*PROBLEM DESCRIPTION*
Wherever the word "date" shows up in a line, please copy that line.

(Stored entries)
^^^^
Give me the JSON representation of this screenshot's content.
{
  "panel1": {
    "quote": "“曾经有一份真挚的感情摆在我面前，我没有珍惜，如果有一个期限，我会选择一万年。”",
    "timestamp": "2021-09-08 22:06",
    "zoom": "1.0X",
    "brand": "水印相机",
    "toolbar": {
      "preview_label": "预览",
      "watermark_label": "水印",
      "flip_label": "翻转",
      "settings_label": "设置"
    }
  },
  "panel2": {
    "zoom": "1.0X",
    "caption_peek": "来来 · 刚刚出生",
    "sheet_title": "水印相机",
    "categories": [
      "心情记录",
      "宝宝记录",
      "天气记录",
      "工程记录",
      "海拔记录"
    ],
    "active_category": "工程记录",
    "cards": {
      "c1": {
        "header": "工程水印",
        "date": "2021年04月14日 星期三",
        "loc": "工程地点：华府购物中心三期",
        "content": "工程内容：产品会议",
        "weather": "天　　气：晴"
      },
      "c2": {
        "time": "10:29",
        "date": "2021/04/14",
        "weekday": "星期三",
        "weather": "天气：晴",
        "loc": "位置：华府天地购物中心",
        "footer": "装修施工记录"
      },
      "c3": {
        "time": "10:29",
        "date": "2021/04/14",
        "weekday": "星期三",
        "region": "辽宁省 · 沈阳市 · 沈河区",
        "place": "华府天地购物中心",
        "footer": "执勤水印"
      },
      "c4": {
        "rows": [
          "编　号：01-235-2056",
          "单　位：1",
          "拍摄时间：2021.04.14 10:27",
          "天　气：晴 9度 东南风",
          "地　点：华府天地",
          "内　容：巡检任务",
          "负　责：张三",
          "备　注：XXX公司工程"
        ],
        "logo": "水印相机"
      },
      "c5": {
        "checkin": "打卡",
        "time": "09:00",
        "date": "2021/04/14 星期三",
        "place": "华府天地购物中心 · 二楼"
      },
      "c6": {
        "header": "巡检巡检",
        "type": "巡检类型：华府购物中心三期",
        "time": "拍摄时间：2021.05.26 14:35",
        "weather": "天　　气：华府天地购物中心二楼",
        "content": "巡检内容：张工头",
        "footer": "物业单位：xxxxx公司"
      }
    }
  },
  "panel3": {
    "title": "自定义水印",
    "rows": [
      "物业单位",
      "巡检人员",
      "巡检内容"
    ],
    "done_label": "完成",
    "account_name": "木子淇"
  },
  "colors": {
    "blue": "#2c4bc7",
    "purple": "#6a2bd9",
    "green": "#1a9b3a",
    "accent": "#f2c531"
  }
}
^^^^
*EXERCISE RESULT*
        "date": "2021年04月14日 星期三",
        "date": "2021/04/14",
        "date": "2021/04/14",
        "date": "2021/04/14 星期三",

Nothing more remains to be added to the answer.